Data extracted from a collection:
________________________

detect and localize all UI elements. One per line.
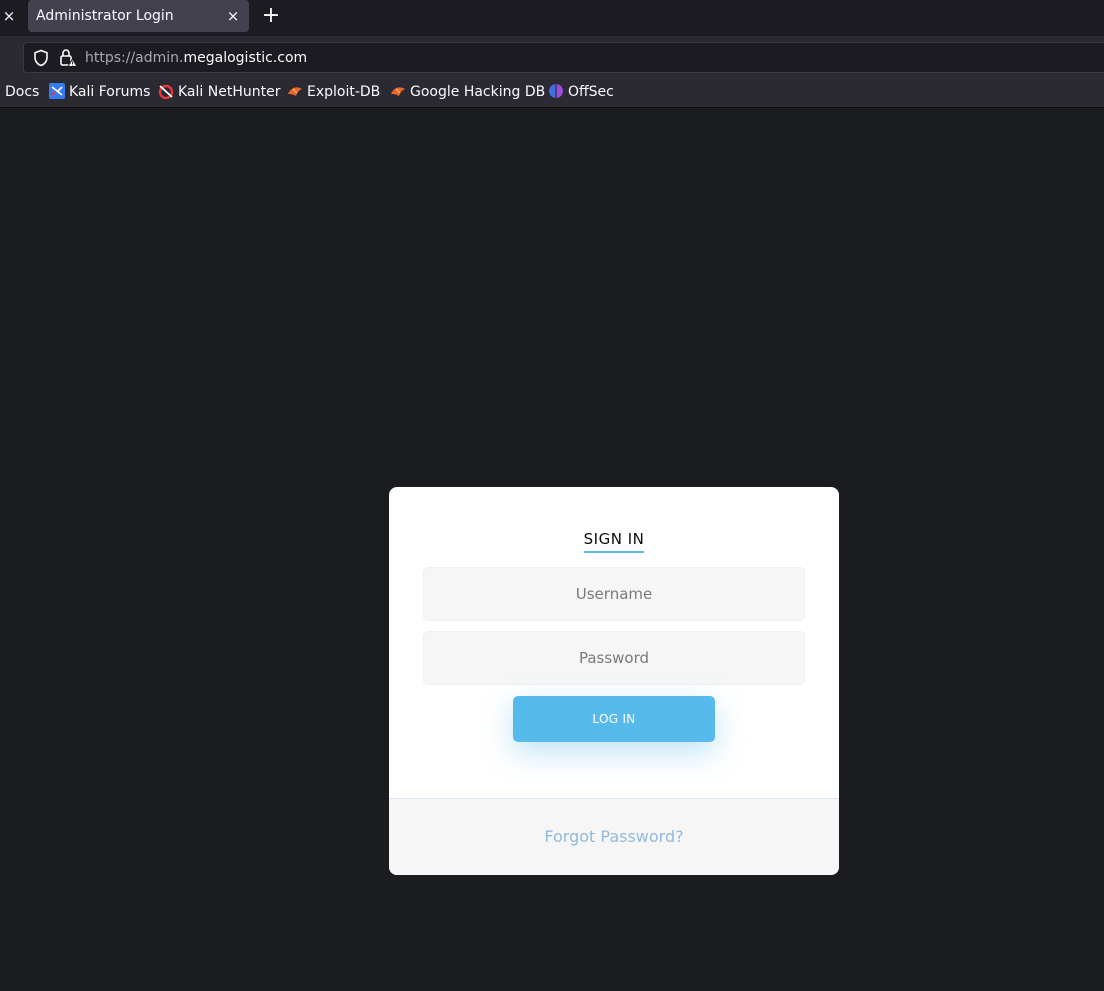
bookmark-label: Exploit-DB xyxy=(307,84,381,100)
page-viewport: SIGN IN LOG IN Forgot Password? xyxy=(0,108,1104,991)
bookmark-google-hacking-db[interactable]: Google Hacking DB xyxy=(390,83,545,101)
bookmark-label: Docs xyxy=(5,84,40,100)
tab-strip: × Administrator Login × + xyxy=(0,0,1104,36)
password-input[interactable] xyxy=(423,631,805,685)
bookmark-docs[interactable]: Docs xyxy=(5,83,39,101)
navigation-toolbar: https://admin.megalogistic.com xyxy=(0,36,1104,76)
url-bar[interactable]: https://admin.megalogistic.com xyxy=(23,42,1104,73)
sign-in-heading: SIGN IN xyxy=(389,529,839,553)
bookmark-offsec[interactable]: OffSec xyxy=(548,83,614,101)
username-input[interactable] xyxy=(423,567,805,621)
tracking-protection-shield-icon[interactable] xyxy=(32,49,50,67)
forgot-password-link[interactable]: Forgot Password? xyxy=(389,827,839,847)
exploit-db-icon xyxy=(288,87,302,96)
login-card-footer: Forgot Password? xyxy=(389,798,839,875)
bookmark-label: OffSec xyxy=(568,84,614,100)
previous-tab-close-icon[interactable]: × xyxy=(0,4,18,28)
url-prefix: https://admin. xyxy=(85,50,184,66)
kali-forums-icon xyxy=(49,83,65,99)
exploit-db-icon xyxy=(391,87,405,96)
url-text[interactable]: https://admin.megalogistic.com xyxy=(85,49,307,67)
tab-close-icon[interactable]: × xyxy=(225,4,241,28)
offsec-icon xyxy=(549,84,563,98)
login-card: SIGN IN LOG IN Forgot Password? xyxy=(389,487,839,875)
log-in-button[interactable]: LOG IN xyxy=(513,696,715,742)
bookmark-exploit-db[interactable]: Exploit-DB xyxy=(287,83,380,101)
bookmark-label: Kali Forums xyxy=(69,84,151,100)
new-tab-button[interactable]: + xyxy=(258,2,284,30)
url-host: megalogistic.com xyxy=(183,50,308,66)
bookmark-label: Google Hacking DB xyxy=(410,84,546,100)
bookmark-kali-nethunter[interactable]: Kali NetHunter xyxy=(158,83,280,101)
tab-administrator-login[interactable]: Administrator Login × xyxy=(28,0,249,32)
bookmarks-toolbar: Docs Kali Forums Kali NetHunter Exploit-… xyxy=(0,76,1104,108)
bookmark-label: Kali NetHunter xyxy=(178,84,281,100)
bookmark-kali-forums[interactable]: Kali Forums xyxy=(49,83,150,101)
insecure-lock-icon[interactable] xyxy=(58,48,78,68)
kali-nethunter-icon xyxy=(158,84,174,99)
tab-title: Administrator Login xyxy=(36,8,174,24)
sign-in-heading-text: SIGN IN xyxy=(583,529,645,553)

________________________

Please lay out every line of the records above as a Markdown table with the columns "No." and "Text", numbering the rows and skipping blank lines. Leave the pictures out of the answer.

- _SOLVED EXERCISE_:
| No. | Text |
|---|---|
| 1 | detect and localize all UI elements. One per line. |
| 2 | bookmark-label: Exploit-DB xyxy=(307,84,381,100) |
| 3 | page-viewport: SIGN IN LOG IN Forgot Password? xyxy=(0,108,1104,991) |
| 4 | bookmark-google-hacking-db[interactable]: Google Hacking DB xyxy=(390,83,545,101) |
| 5 | bookmark-label: Docs xyxy=(5,84,40,100) |
| 6 | tab-strip: × Administrator Login × + xyxy=(0,0,1104,36) |
| 7 | password-input[interactable] xyxy=(423,631,805,685) |
| 8 | bookmark-docs[interactable]: Docs xyxy=(5,83,39,101) |
| 9 | navigation-toolbar: https://admin.megalogistic.com xyxy=(0,36,1104,76) |
| 10 | url-bar[interactable]: https://admin.megalogistic.com xyxy=(23,42,1104,73) |
| 11 | sign-in-heading: SIGN IN xyxy=(389,529,839,553) |
| 12 | bookmark-offsec[interactable]: OffSec xyxy=(548,83,614,101) |
| 13 | username-input[interactable] xyxy=(423,567,805,621) |
| 14 | tracking-protection-shield-icon[interactable] xyxy=(32,49,50,67) |
| 15 | forgot-password-link[interactable]: Forgot Password? xyxy=(389,827,839,847) |
| 16 | exploit-db-icon xyxy=(288,87,302,96) |
| 17 | login-card-footer: Forgot Password? xyxy=(389,798,839,875) |
| 18 | bookmark-label: OffSec xyxy=(568,84,614,100) |
| 19 | previous-tab-close-icon[interactable]: × xyxy=(0,4,18,28) |
| 20 | url-prefix: https://admin. xyxy=(85,50,184,66) |
| 21 | kali-forums-icon xyxy=(49,83,65,99) |
| 22 | exploit-db-icon xyxy=(391,87,405,96) |
| 23 | url-text[interactable]: https://admin.megalogistic.com xyxy=(85,49,307,67) |
| 24 | tab-close-icon[interactable]: × xyxy=(225,4,241,28) |
| 25 | offsec-icon xyxy=(549,84,563,98) |
| 26 | login-card: SIGN IN LOG IN Forgot Password? xyxy=(389,487,839,875) |
| 27 | log-in-button[interactable]: LOG IN xyxy=(513,696,715,742) |
| 28 | bookmark-exploit-db[interactable]: Exploit-DB xyxy=(287,83,380,101) |
| 29 | bookmark-label: Kali Forums xyxy=(69,84,151,100) |
| 30 | new-tab-button[interactable]: + xyxy=(258,2,284,30) |
| 31 | url-host: megalogistic.com xyxy=(183,50,308,66) |
| 32 | bookmark-label: Google Hacking DB xyxy=(410,84,546,100) |
| 33 | bookmark-kali-nethunter[interactable]: Kali NetHunter xyxy=(158,83,280,101) |
| 34 | tab-administrator-login[interactable]: Administrator Login × xyxy=(28,0,249,32) |
| 35 | bookmarks-toolbar: Docs Kali Forums Kali NetHunter Exploit-… xyxy=(0,76,1104,108) |
| 36 | bookmark-label: Kali NetHunter xyxy=(178,84,281,100) |
| 37 | bookmark-kali-forums[interactable]: Kali Forums xyxy=(49,83,150,101) |
| 38 | insecure-lock-icon[interactable] xyxy=(58,48,78,68) |
| 39 | kali-nethunter-icon xyxy=(158,84,174,99) |
| 40 | tab-title: Administrator Login xyxy=(36,8,174,24) |
| 41 | sign-in-heading-text: SIGN IN xyxy=(583,529,645,553) |